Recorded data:
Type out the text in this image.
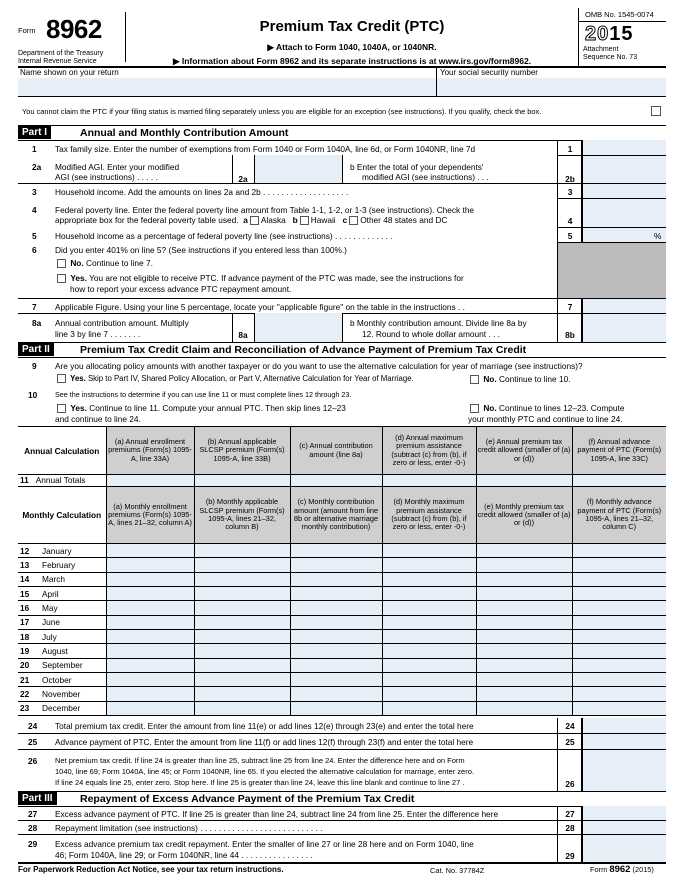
Form 8962
Department of the Treasury
Internal Revenue Service
Premium Tax Credit (PTC)
▶ Attach to Form 1040, 1040A, or 1040NR.
▶ Information about Form 8962 and its separate instructions is at www.irs.gov/form8962.
OMB No. 1545-0074
2015
Attachment
Sequence No. 73
Name shown on your return	Your social security number
You cannot claim the PTC if your filing status is married filing separately unless you are eligible for an exception (see instructions). If you qualify, check the box.
Part I	Annual and Monthly Contribution Amount
1 Tax family size. Enter the number of exemptions from Form 1040 or Form 1040A, line 6d, or Form 1040NR, line 7d	1
2a Modified AGI. Enter your modified
AGI (see instructions) . . . . .	2a
b Enter the total of your dependents'
modified AGI (see instructions) . . .	2b
3 Household income. Add the amounts on lines 2a and 2b . . . . . . . . . . . . . . . . . . .	3
4 Federal poverty line. Enter the federal poverty line amount from Table 1-1, 1-2, or 1-3 (see instructions). Check the
appropriate box for the federal poverty table used. a Alaska b Hawaii c Other 48 states and DC	4
5 Household income as a percentage of federal poverty line (see instructions) . . . . . . . . . . . . .	5	%
6 Did you enter 401% on line 5? (See instructions if you entered less than 100%.)
No. Continue to line 7.
Yes. You are not eligible to receive PTC. If advance payment of the PTC was made, see the instructions for
how to report your excess advance PTC repayment amount.
7 Applicable Figure. Using your line 5 percentage, locate your "applicable figure" on the table in the instructions . .	7
8a Annual contribution amount. Multiply
line 3 by line 7 . . . . . . .	8a
b Monthly contribution amount. Divide line 8a by
12. Round to whole dollar amount . . .	8b
Part II	Premium Tax Credit Claim and Reconciliation of Advance Payment of Premium Tax Credit
9 Are you allocating policy amounts with another taxpayer or do you want to use the alternative calculation for year of marriage (see instructions)?
Yes. Skip to Part IV, Shared Policy Allocation, or Part V, Alternative Calculation for Year of Marriage.	No. Continue to line 10.
10 See the instructions to determine if you can use line 11 or must complete lines 12 through 23.
Yes. Continue to line 11. Compute your annual PTC. Then skip lines 12–23
and continue to line 24.
No. Continue to lines 12–23. Compute
your monthly PTC and continue to line 24.
Annual Calculation	(a) Annual enrollment premiums (Form(s) 1095-A, line 33A)	(b) Annual applicable SLCSP premium (Form(s) 1095-A, line 33B)	(c) Annual contribution amount (line 8a)	(d) Annual maximum premium assistance (subtract (c) from (b), if zero or less, enter -0-)	(e) Annual premium tax credit allowed (smaller of (a) or (d))	(f) Annual advance payment of PTC (Form(s) 1095-A, line 33C)
11 Annual Totals						
Monthly Calculation	(a) Monthly enrollment premiums (Form(s) 1095-A, lines 21–32, column A)	(b) Monthly applicable SLCSP premium (Form(s) 1095-A, lines 21–32, column B)	(c) Monthly contribution amount (amount from line 8b or alternative marriage monthly contribution)	(d) Monthly maximum premium assistance (subtract (c) from (b), if zero or less, enter -0-)	(e) Monthly premium tax credit allowed (smaller of (a) or (d))	(f) Monthly advance payment of PTC (Form(s) 1095-A, lines 21–32, column C)
12 January						
13 February						
14 March						
15 April						
16 May						
17 June						
18 July						
19 August						
20 September						
21 October						
22 November						
23 December						
24 Total premium tax credit. Enter the amount from line 11(e) or add lines 12(e) through 23(e) and enter the total here	24
25 Advance payment of PTC. Enter the amount from line 11(f) or add lines 12(f) through 23(f) and enter the total here	25
26 Net premium tax credit. If line 24 is greater than line 25, subtract line 25 from line 24. Enter the difference here and on Form
1040, line 69; Form 1040A, line 45; or Form 1040NR, line 65. If you elected the alternative calculation for marriage, enter zero.
If line 24 equals line 25, enter zero. Stop here. If line 25 is greater than line 24, leave this line blank and continue to line 27 .	26
Part III	Repayment of Excess Advance Payment of the Premium Tax Credit
27 Excess advance payment of PTC. If line 25 is greater than line 24, subtract line 24 from line 25. Enter the difference here	27
28 Repayment limitation (see instructions) . . . . . . . . . . . . . . . . . . . . . . . . . . .	28
29 Excess advance premium tax credit repayment. Enter the smaller of line 27 or line 28 here and on Form 1040, line
46; Form 1040A, line 29; or Form 1040NR, line 44 . . . . . . . . . . . . . . . .	29
For Paperwork Reduction Act Notice, see your tax return instructions.	Cat. No. 37784Z	Form 8962 (2015)
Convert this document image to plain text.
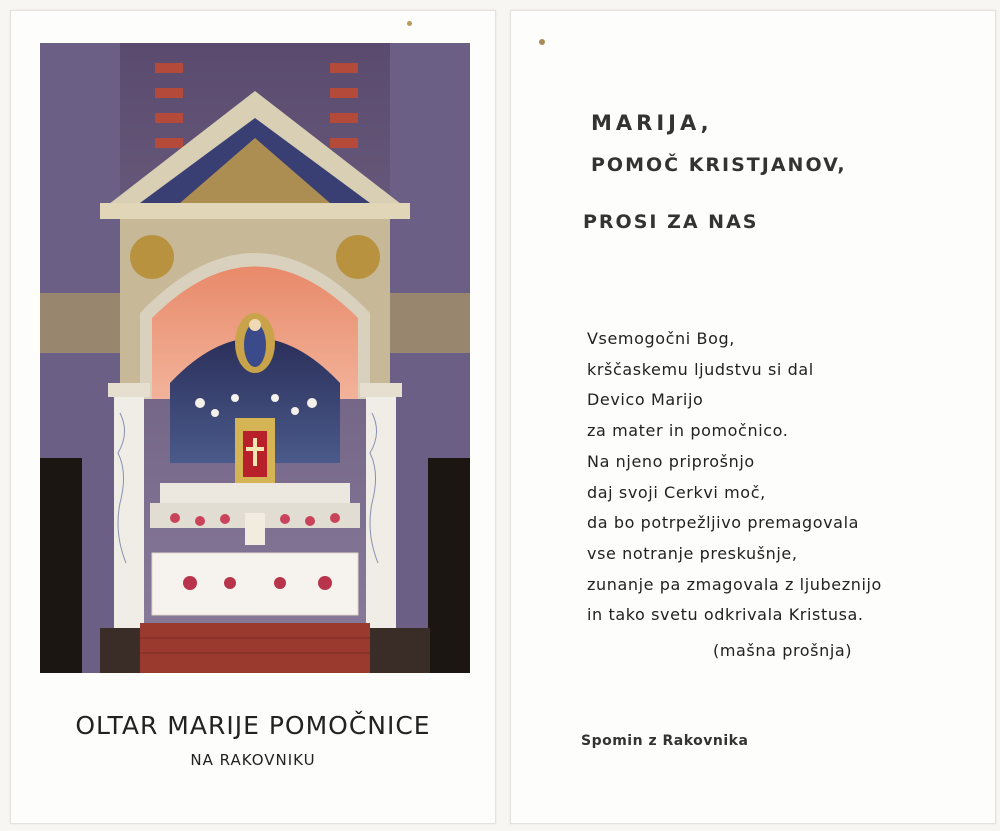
OLTAR MARIJE POMOČNICE
NA RAKOVNIKU
MARIJA,
POMOČ KRISTJANOV,
PROSI ZA NAS
Vsemogočni Bog,
krščaskemu ljudstvu si dal
Devico Marijo
za mater in pomočnico.
Na njeno priprošnjo
daj svoji Cerkvi moč,
da bo potrpežljivo premagovala
vse notranje preskušnje,
zunanje pa zmagovala z ljubeznijo
in tako svetu odkrivala Kristusa.
(mašna prošnja)
Spomin z Rakovnika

TASK DETAILS> Set down the complete material exactly, but do not include the images.

THE RESPONSE>
Type out the text in this image.
Form 8962
Department of the Treasury
Internal Revenue Service
Premium Tax Credit (PTC)
▶ Attach to Form 1040, 1040A, or 1040NR.
▶ Information about Form 8962 and its separate instructions is at www.irs.gov/form8962.
OMB No. 1545-0074
2015
Attachment
Sequence No. 73
Name shown on your return	Your social security number
You cannot claim the PTC if your filing status is married filing separately unless you are eligible for an exception (see instructions). If you qualify, check the box.
Part I	Annual and Monthly Contribution Amount
1 Tax family size. Enter the number of exemptions from Form 1040 or Form 1040A, line 6d, or Form 1040NR, line 7d	1
2a Modified AGI. Enter your modified
AGI (see instructions) . . . . .	2a
b Enter the total of your dependents'
modified AGI (see instructions) . . .	2b
3 Household income. Add the amounts on lines 2a and 2b . . . . . . . . . . . . . . . . . . .	3
4 Federal poverty line. Enter the federal poverty line amount from Table 1-1, 1-2, or 1-3 (see instructions). Check the
appropriate box for the federal poverty table used. a Alaska b Hawaii c Other 48 states and DC	4
5 Household income as a percentage of federal poverty line (see instructions) . . . . . . . . . . . . .	5	%
6 Did you enter 401% on line 5? (See instructions if you entered less than 100%.)
No. Continue to line 7.
Yes. You are not eligible to receive PTC. If advance payment of the PTC was made, see the instructions for
how to report your excess advance PTC repayment amount.
7 Applicable Figure. Using your line 5 percentage, locate your "applicable figure" on the table in the instructions . .	7
8a Annual contribution amount. Multiply
line 3 by line 7 . . . . . . .	8a
b Monthly contribution amount. Divide line 8a by
12. Round to whole dollar amount . . .	8b
Part II	Premium Tax Credit Claim and Reconciliation of Advance Payment of Premium Tax Credit
9 Are you allocating policy amounts with another taxpayer or do you want to use the alternative calculation for year of marriage (see instructions)?
Yes. Skip to Part IV, Shared Policy Allocation, or Part V, Alternative Calculation for Year of Marriage.	No. Continue to line 10.
10 See the instructions to determine if you can use line 11 or must complete lines 12 through 23.
Yes. Continue to line 11. Compute your annual PTC. Then skip lines 12–23
and continue to line 24.
No. Continue to lines 12–23. Compute
your monthly PTC and continue to line 24.
Annual Calculation	(a) Annual enrollment premiums (Form(s) 1095-A, line 33A)	(b) Annual applicable SLCSP premium (Form(s) 1095-A, line 33B)	(c) Annual contribution amount (line 8a)	(d) Annual maximum premium assistance (subtract (c) from (b), if zero or less, enter -0-)	(e) Annual premium tax credit allowed (smaller of (a) or (d))	(f) Annual advance payment of PTC (Form(s) 1095-A, line 33C)
11 Annual Totals						
Monthly Calculation	(a) Monthly enrollment premiums (Form(s) 1095-A, lines 21–32, column A)	(b) Monthly applicable SLCSP premium (Form(s) 1095-A, lines 21–32, column B)	(c) Monthly contribution amount (amount from line 8b or alternative marriage monthly contribution)	(d) Monthly maximum premium assistance (subtract (c) from (b), if zero or less, enter -0-)	(e) Monthly premium tax credit allowed (smaller of (a) or (d))	(f) Monthly advance payment of PTC (Form(s) 1095-A, lines 21–32, column C)
12 January						
13 February						
14 March						
15 April						
16 May						
17 June						
18 July						
19 August						
20 September						
21 October						
22 November						
23 December						
24 Total premium tax credit. Enter the amount from line 11(e) or add lines 12(e) through 23(e) and enter the total here	24
25 Advance payment of PTC. Enter the amount from line 11(f) or add lines 12(f) through 23(f) and enter the total here	25
26 Net premium tax credit. If line 24 is greater than line 25, subtract line 25 from line 24. Enter the difference here and on Form
1040, line 69; Form 1040A, line 45; or Form 1040NR, line 65. If you elected the alternative calculation for marriage, enter zero.
If line 24 equals line 25, enter zero. Stop here. If line 25 is greater than line 24, leave this line blank and continue to line 27 .	26
Part III	Repayment of Excess Advance Payment of the Premium Tax Credit
27 Excess advance payment of PTC. If line 25 is greater than line 24, subtract line 24 from line 25. Enter the difference here	27
28 Repayment limitation (see instructions) . . . . . . . . . . . . . . . . . . . . . . . . . . .	28
29 Excess advance premium tax credit repayment. Enter the smaller of line 27 or line 28 here and on Form 1040, line
46; Form 1040A, line 29; or Form 1040NR, line 44 . . . . . . . . . . . . . . . .	29
For Paperwork Reduction Act Notice, see your tax return instructions.	Cat. No. 37784Z	Form 8962 (2015)
Convert this document image to plain text.
OLTAR MARIJE POMOČNICE
NA RAKOVNIKU
MARIJA,
POMOČ KRISTJANOV,
PROSI ZA NAS
Vsemogočni Bog,
krščaskemu ljudstvu si dal
Devico Marijo
za mater in pomočnico.
Na njeno priprošnjo
daj svoji Cerkvi moč,
da bo potrpežljivo premagovala
vse notranje preskušnje,
zunanje pa zmagovala z ljubeznijo
in tako svetu odkrivala Kristusa.
(mašna prošnja)
Spomin z Rakovnika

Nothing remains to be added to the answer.